REQUIRED WORK – Can you reproduce the lines below word for word, leaving out any pictures?

---+---

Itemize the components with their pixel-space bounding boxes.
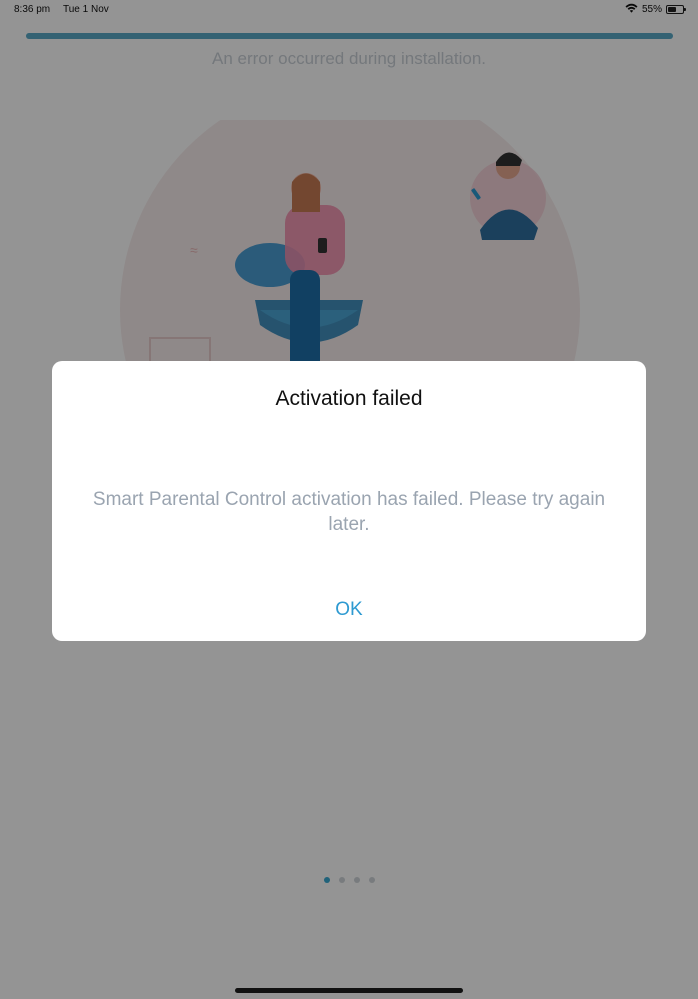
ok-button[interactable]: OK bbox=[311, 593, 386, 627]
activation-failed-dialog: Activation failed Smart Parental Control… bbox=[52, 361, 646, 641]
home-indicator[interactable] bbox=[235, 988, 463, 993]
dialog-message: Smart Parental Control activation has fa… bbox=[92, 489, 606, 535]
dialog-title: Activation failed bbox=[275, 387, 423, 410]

---+---

COMPLETE RESPONSE –
Itemize the components with their pixel-space bounding boxes.
ok-button[interactable]: OK bbox=[311, 593, 386, 627]
activation-failed-dialog: Activation failed Smart Parental Control… bbox=[52, 361, 646, 641]
home-indicator[interactable] bbox=[235, 988, 463, 993]
dialog-message: Smart Parental Control activation has fa… bbox=[92, 489, 606, 535]
dialog-title: Activation failed bbox=[275, 387, 423, 410]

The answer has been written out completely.